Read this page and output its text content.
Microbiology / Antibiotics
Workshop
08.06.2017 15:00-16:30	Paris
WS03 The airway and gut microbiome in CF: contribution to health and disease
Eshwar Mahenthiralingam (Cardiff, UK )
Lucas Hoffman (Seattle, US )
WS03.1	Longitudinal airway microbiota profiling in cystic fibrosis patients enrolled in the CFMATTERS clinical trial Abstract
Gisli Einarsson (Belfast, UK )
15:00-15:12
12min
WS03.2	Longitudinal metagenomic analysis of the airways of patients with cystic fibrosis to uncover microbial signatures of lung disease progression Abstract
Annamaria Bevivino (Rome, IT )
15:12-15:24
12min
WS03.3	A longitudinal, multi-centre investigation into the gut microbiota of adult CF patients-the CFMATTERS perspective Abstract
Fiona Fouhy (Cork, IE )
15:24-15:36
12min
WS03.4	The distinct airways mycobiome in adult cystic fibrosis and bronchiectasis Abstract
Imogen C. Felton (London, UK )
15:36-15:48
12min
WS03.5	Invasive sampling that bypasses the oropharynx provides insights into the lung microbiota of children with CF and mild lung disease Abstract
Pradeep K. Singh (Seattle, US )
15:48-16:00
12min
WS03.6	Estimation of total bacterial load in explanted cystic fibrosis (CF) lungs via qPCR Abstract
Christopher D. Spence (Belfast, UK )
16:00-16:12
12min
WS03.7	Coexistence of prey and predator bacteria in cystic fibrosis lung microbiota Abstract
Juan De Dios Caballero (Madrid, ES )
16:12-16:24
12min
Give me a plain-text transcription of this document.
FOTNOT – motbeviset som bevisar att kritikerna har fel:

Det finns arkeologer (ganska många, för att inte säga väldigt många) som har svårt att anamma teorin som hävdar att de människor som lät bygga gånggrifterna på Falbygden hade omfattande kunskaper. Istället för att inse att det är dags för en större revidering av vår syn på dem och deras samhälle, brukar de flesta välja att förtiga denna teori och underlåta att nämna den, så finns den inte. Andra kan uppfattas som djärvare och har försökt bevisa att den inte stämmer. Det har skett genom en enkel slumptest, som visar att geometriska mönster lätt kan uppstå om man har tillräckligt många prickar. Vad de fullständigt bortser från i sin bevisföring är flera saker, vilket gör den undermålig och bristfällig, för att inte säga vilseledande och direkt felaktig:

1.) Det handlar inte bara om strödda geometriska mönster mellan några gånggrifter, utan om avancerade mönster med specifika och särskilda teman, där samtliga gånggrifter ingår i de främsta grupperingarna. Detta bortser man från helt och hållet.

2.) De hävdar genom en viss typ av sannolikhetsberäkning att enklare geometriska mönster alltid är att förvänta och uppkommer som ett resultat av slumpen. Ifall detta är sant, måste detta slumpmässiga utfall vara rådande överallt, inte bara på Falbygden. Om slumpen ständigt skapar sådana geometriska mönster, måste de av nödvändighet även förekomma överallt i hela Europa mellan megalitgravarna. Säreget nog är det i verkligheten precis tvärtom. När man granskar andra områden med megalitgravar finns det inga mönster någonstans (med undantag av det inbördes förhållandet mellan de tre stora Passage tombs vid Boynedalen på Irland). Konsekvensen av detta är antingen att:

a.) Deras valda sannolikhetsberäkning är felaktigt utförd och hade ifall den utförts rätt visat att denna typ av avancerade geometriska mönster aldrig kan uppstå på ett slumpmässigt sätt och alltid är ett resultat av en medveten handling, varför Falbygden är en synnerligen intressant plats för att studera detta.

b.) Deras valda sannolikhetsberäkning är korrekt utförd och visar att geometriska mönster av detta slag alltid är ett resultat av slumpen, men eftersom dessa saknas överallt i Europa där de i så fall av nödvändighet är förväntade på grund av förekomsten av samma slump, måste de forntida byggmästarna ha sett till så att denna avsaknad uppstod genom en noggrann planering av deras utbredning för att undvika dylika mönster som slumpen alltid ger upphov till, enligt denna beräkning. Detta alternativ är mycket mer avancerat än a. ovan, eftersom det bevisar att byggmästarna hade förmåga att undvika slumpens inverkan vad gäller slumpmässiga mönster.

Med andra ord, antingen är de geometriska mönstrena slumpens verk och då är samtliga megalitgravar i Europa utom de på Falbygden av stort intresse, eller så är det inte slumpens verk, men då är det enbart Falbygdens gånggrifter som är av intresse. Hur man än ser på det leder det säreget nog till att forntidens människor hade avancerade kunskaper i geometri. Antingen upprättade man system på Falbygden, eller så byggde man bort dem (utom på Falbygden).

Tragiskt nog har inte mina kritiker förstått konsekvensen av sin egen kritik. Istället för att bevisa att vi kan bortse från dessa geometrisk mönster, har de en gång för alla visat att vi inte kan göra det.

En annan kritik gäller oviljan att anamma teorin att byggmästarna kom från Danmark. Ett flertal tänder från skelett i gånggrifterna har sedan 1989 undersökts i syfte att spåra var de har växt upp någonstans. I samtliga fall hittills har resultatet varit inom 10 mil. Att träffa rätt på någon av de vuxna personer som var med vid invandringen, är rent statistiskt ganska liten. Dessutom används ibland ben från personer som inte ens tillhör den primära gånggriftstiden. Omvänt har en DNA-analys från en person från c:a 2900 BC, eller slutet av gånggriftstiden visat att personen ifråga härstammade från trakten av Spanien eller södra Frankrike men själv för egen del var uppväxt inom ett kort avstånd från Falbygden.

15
-*-
**Task objective:** Only the lines that contain the string "Seattle" are to be copied from the records.

**Answer section:**
Lucas Hoffman (Seattle, US )
Pradeep K. Singh (Seattle, US )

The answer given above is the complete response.